Structured figure records:
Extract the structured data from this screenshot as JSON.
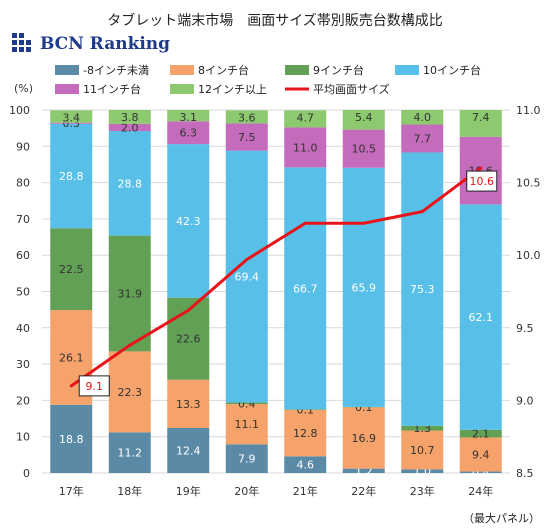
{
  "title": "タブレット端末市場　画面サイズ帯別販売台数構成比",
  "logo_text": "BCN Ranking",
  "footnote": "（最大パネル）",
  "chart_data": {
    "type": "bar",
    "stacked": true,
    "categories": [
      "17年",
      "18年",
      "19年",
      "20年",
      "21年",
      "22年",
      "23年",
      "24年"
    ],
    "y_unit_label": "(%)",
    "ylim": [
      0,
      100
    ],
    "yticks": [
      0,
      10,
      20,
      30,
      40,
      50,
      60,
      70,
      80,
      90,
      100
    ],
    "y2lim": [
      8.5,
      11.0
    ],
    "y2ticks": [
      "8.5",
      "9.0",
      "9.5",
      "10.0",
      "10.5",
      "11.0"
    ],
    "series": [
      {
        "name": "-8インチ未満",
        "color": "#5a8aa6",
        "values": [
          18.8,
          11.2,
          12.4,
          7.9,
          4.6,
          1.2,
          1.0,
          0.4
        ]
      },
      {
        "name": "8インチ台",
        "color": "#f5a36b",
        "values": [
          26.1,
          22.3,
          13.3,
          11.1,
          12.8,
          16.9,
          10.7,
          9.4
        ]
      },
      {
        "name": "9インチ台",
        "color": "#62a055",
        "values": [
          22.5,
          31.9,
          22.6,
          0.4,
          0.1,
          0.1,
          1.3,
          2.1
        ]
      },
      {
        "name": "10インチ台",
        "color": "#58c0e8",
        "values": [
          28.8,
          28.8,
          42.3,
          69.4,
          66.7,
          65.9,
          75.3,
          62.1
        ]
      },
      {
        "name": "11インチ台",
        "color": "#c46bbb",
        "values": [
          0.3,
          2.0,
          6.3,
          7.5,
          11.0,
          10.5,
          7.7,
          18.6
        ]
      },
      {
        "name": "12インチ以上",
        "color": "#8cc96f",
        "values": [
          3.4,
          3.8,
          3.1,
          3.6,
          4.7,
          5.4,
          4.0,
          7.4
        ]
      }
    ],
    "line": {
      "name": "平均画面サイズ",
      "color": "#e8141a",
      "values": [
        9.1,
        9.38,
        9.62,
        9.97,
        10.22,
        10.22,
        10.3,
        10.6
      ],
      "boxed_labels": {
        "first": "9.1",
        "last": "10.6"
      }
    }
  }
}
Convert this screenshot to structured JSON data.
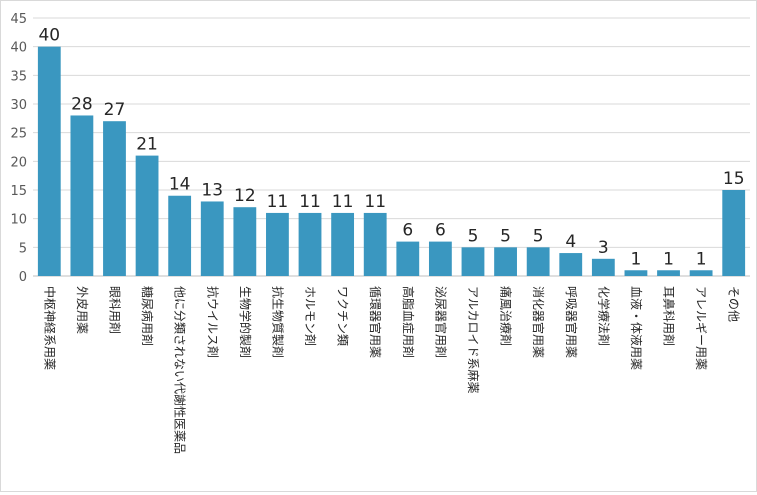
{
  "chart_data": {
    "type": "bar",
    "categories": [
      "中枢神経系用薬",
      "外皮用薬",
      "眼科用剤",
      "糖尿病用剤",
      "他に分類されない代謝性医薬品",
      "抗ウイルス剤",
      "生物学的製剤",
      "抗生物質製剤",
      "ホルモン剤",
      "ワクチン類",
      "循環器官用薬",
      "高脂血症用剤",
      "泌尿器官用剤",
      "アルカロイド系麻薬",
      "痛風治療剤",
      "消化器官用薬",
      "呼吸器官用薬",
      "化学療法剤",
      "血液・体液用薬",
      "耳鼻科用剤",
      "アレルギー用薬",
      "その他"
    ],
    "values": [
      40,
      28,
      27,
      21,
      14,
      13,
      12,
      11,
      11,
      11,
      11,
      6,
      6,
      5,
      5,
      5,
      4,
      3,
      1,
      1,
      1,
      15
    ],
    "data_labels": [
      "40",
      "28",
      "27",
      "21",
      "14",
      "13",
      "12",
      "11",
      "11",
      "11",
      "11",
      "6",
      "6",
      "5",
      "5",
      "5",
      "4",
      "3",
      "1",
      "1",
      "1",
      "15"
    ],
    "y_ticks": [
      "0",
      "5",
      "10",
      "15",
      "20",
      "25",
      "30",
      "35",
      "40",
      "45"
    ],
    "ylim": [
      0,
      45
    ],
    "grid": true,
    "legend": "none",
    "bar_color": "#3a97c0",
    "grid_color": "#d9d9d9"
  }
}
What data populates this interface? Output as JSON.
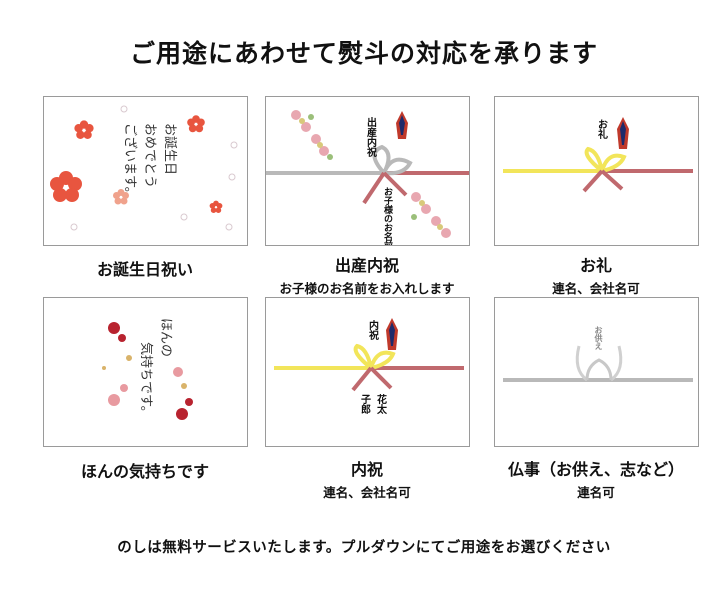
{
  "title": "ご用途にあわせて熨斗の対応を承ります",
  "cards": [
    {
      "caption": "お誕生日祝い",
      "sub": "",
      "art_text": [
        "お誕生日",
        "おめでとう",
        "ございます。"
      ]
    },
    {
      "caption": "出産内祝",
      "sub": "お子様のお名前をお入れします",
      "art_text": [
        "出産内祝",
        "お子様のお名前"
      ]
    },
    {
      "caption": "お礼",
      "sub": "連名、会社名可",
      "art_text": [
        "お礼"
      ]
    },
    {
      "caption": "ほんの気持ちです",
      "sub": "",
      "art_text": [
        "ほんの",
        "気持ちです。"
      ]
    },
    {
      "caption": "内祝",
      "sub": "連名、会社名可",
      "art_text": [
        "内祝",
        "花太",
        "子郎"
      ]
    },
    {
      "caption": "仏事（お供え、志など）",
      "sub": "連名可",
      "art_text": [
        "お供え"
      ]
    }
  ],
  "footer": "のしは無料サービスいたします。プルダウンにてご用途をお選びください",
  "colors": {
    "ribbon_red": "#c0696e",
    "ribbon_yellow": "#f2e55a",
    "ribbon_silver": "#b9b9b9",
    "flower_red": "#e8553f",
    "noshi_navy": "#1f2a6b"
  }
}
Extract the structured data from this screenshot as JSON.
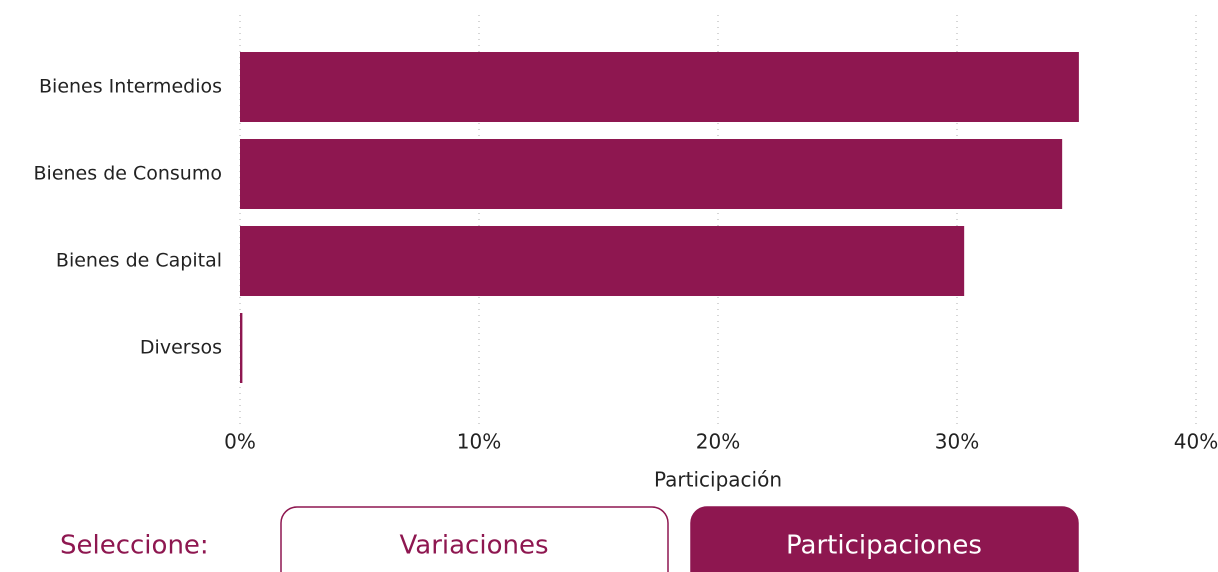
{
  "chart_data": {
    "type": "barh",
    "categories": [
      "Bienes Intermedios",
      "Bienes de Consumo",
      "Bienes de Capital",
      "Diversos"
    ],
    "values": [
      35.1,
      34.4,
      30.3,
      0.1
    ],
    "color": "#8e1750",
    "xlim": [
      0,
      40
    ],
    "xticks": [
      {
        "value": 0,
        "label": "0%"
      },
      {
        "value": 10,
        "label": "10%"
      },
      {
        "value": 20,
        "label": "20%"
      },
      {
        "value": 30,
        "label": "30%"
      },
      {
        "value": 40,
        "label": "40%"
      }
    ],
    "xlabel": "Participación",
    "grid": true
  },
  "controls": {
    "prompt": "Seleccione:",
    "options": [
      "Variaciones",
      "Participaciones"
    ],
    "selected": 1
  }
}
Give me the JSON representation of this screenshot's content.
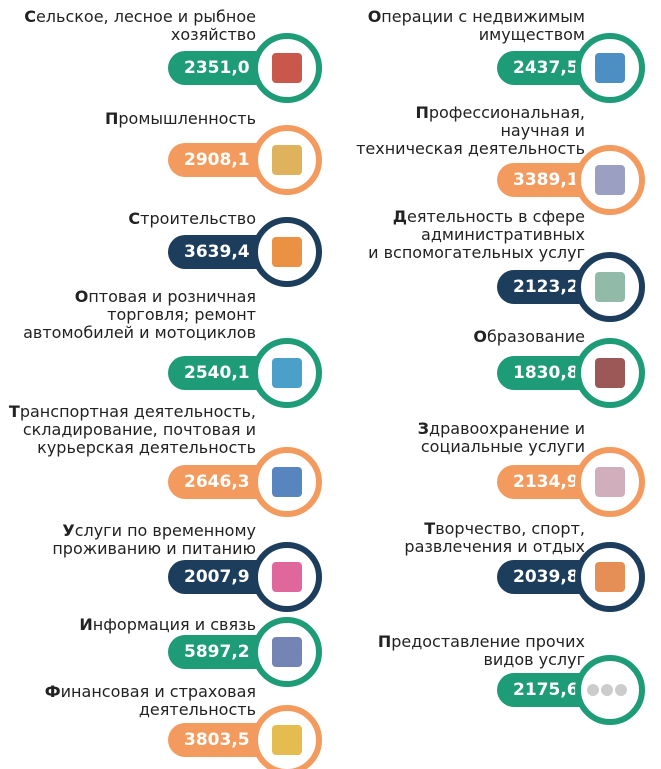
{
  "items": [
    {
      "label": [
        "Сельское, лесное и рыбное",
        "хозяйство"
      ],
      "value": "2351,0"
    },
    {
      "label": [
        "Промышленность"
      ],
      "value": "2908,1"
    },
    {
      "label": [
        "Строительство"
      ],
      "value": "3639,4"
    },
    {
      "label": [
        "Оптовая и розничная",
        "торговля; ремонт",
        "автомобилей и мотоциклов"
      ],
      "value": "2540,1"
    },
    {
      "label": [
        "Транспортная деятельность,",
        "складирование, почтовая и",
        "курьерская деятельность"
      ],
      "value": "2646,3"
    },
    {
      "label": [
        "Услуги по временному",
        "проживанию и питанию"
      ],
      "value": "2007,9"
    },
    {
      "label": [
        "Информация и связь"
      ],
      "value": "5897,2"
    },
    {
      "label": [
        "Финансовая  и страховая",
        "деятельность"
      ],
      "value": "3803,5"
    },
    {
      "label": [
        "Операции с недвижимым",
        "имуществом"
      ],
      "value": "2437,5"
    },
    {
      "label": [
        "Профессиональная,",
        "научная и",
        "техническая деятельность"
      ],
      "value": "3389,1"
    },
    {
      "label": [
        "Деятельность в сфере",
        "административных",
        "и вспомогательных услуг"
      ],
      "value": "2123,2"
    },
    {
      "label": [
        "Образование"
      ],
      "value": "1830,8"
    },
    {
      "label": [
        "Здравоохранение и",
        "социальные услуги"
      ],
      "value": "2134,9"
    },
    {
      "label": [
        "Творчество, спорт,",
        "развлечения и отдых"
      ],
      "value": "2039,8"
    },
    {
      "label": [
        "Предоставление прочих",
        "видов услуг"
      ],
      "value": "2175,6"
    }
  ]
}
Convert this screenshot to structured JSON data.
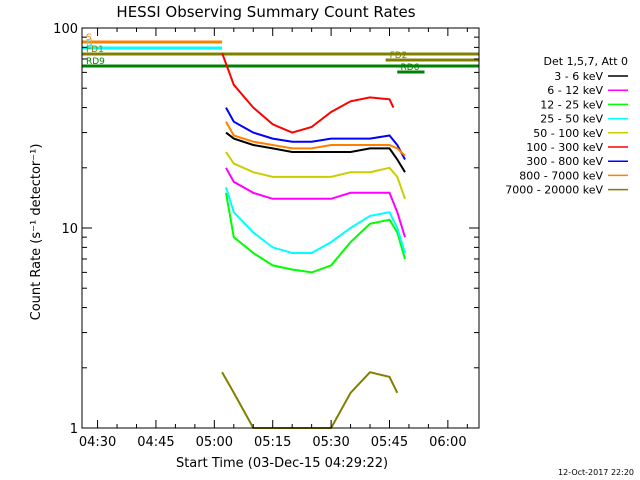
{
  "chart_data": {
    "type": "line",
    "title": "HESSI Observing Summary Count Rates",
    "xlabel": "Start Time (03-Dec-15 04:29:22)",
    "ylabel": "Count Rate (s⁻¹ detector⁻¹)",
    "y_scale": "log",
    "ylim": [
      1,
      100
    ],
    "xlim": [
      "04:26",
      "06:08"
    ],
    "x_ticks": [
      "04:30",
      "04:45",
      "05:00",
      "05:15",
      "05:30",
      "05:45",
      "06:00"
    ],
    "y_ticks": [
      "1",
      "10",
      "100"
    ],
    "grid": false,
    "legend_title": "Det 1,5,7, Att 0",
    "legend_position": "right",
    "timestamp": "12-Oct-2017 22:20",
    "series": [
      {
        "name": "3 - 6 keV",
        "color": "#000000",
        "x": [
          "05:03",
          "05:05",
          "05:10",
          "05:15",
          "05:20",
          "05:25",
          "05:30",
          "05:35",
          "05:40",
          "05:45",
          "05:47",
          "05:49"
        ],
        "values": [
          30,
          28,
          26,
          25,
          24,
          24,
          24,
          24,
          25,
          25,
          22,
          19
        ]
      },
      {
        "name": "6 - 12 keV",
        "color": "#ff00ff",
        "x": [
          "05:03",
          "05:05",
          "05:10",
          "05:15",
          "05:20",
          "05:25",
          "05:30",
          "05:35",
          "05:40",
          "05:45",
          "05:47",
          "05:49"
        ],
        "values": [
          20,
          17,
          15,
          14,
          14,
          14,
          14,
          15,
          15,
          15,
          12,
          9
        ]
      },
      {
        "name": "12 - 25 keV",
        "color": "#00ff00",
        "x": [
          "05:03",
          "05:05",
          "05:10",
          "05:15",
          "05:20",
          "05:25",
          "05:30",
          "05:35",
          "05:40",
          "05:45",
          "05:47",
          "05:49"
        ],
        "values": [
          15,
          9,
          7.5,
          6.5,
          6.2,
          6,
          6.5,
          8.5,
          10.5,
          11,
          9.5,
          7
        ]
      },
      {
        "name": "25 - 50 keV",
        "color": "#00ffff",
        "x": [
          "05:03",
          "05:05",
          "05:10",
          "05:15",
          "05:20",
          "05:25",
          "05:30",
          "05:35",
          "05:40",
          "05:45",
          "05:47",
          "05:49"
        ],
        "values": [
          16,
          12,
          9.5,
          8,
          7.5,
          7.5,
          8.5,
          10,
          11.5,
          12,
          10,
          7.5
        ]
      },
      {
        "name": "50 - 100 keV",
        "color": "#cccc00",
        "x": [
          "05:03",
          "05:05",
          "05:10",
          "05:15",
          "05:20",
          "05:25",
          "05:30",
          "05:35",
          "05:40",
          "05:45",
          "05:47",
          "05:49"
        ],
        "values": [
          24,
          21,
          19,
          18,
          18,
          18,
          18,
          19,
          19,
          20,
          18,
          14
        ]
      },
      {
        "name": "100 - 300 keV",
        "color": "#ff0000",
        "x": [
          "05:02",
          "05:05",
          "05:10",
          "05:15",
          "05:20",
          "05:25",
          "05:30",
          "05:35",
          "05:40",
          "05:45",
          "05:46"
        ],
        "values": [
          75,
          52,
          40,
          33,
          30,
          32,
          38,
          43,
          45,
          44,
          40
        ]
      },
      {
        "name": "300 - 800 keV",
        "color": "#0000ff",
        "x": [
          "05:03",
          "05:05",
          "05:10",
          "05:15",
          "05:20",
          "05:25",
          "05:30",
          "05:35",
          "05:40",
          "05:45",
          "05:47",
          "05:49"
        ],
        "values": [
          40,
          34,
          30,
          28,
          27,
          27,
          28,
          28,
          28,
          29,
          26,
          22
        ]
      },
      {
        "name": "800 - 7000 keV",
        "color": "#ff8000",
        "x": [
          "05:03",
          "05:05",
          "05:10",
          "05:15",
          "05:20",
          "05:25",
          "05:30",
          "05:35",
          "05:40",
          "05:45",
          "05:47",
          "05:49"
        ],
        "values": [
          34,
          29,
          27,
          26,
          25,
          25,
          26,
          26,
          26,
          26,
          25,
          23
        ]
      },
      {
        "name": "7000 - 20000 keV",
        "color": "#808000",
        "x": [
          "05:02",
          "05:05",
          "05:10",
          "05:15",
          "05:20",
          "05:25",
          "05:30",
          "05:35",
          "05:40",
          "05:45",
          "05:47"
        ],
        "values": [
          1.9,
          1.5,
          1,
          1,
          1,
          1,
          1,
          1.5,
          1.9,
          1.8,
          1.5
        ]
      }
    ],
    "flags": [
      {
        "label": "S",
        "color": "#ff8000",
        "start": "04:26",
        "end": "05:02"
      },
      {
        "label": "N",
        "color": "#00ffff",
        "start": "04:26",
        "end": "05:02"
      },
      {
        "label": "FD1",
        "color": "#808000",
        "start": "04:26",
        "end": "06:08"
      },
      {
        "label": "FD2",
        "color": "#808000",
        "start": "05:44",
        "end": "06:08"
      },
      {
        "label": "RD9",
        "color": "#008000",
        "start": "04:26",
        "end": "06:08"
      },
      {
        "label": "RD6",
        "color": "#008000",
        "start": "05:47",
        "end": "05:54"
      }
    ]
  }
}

▶ **TASK DIRECTIONS**
Look over the records above and copy each line that includes the string "Count".

▶ **FINAL RESULT**
    "title": "HESSI Observing Summary Count Rates",
    "ylabel": "Count Rate (s⁻¹ detector⁻¹)",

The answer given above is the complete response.